**Work to complete:** Convert the listing from the line with "Patent image size: (893, 792)." up to and including the line with "The collimating element 46 is at (477, 258)." into a two-column CSV headed entry_text and coordinates. Give one row per entry, with its text and its answer each in a single quoted field and line breaks replaced by spaces.

Stored entries:
■ ■ ■ ■ ■
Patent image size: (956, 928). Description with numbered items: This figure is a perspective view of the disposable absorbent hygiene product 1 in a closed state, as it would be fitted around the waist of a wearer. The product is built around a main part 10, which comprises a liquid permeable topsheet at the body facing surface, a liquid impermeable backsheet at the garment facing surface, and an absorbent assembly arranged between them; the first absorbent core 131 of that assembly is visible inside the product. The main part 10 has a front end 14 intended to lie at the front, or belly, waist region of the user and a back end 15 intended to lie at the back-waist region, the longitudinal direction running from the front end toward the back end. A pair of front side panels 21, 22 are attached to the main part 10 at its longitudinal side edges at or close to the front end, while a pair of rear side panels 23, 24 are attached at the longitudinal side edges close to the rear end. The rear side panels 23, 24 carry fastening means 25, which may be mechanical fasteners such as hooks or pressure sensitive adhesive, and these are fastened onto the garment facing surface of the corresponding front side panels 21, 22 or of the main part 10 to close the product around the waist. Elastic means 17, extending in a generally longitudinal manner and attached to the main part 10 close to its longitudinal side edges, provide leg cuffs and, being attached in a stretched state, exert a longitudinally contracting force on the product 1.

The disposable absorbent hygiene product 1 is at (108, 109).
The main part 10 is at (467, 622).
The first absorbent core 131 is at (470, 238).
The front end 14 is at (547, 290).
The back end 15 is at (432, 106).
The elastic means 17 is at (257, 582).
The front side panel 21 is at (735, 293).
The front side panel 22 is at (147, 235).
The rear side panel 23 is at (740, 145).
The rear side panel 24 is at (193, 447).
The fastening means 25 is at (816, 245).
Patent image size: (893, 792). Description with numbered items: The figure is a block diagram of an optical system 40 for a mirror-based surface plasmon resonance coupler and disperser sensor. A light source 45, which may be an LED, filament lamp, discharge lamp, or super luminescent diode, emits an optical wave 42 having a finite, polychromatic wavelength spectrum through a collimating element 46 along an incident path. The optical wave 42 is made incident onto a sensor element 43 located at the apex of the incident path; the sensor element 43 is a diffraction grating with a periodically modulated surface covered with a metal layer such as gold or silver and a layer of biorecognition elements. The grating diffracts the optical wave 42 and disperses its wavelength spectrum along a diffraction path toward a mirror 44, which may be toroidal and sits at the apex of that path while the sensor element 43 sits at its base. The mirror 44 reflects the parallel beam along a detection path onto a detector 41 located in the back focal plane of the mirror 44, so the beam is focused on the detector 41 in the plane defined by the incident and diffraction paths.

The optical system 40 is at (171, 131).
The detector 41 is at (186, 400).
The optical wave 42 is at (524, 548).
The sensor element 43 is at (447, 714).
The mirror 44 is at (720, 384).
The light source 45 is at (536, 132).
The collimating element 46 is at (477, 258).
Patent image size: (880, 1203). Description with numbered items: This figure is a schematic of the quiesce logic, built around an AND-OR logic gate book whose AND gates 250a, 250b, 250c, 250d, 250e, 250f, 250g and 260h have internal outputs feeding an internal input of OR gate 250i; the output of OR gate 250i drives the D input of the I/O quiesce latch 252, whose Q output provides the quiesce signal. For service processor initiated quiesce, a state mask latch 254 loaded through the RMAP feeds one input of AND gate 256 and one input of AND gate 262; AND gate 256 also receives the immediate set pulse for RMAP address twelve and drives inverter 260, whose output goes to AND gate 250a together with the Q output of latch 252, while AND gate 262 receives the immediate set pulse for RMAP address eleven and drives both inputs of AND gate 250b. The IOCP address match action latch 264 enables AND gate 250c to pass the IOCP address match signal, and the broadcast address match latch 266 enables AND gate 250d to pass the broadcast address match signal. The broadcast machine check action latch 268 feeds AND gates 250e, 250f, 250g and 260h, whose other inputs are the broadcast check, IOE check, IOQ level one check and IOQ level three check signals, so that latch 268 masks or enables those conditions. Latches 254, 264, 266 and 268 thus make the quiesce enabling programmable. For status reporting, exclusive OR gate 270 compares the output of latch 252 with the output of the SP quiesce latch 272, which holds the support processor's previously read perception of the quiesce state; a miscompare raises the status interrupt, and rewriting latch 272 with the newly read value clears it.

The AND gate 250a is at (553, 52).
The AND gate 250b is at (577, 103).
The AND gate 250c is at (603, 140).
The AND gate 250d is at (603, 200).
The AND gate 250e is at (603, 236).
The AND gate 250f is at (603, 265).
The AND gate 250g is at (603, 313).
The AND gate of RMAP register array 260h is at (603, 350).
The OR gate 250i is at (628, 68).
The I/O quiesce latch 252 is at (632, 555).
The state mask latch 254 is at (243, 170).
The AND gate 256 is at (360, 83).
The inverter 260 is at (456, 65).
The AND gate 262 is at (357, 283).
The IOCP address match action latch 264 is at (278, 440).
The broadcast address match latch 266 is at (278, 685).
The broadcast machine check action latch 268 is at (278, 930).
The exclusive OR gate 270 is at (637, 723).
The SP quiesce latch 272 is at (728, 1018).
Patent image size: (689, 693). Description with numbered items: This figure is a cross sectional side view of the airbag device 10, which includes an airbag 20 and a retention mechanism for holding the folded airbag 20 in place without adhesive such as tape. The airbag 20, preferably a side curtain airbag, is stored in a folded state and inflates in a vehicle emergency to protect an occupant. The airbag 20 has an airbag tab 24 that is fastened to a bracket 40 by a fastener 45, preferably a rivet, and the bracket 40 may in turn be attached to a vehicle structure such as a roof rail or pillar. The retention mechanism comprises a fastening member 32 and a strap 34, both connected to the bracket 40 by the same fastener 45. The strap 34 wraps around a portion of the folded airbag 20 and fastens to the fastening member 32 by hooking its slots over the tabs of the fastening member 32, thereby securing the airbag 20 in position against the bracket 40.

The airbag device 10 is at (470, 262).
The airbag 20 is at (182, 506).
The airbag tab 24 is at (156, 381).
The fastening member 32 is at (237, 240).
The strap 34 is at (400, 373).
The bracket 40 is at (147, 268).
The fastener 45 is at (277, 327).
■ ■ ■ ■ ■
**Worked solution:**
entry_text,coordinates
"Patent image size: (893, 792). Description with numbered items: The figure is a block diagram of an optical system 40 for a mirror-based surface plasmon resonance coupler and disperser sensor. A light source 45, which may be an LED, filament lamp, discharge lamp, or super luminescent diode, emits an optical wave 42 having a finite, polychromatic wavelength spectrum through a collimating element 46 along an incident path. The optical wave 42 is made incident onto a sensor element 43 located at the apex of the incident path; the sensor element 43 is a diffraction grating with a periodically modulated surface covered with a metal layer such as gold or silver and a layer of biorecognition elements. The grating diffracts the optical wave 42 and disperses its wavelength spectrum along a diffraction path toward a mirror 44, which may be toroidal and sits at the apex of that path while the sensor element 43 sits at its base. The mirror 44 reflects the parallel beam along a detection path onto a detector 41 located in the back focal plane of the mirror 44, so the beam is focused on the detector 41 in the plane defined by the incident and diffraction paths.","The optical system 40 is at (171, 131). The detector 41 is at (186, 400). The optical wave 42 is at (524, 548). The sensor element 43 is at (447, 714). The mirror 44 is at (720, 384). The light source 45 is at (536, 132). The collimating element 46 is at (477, 258)."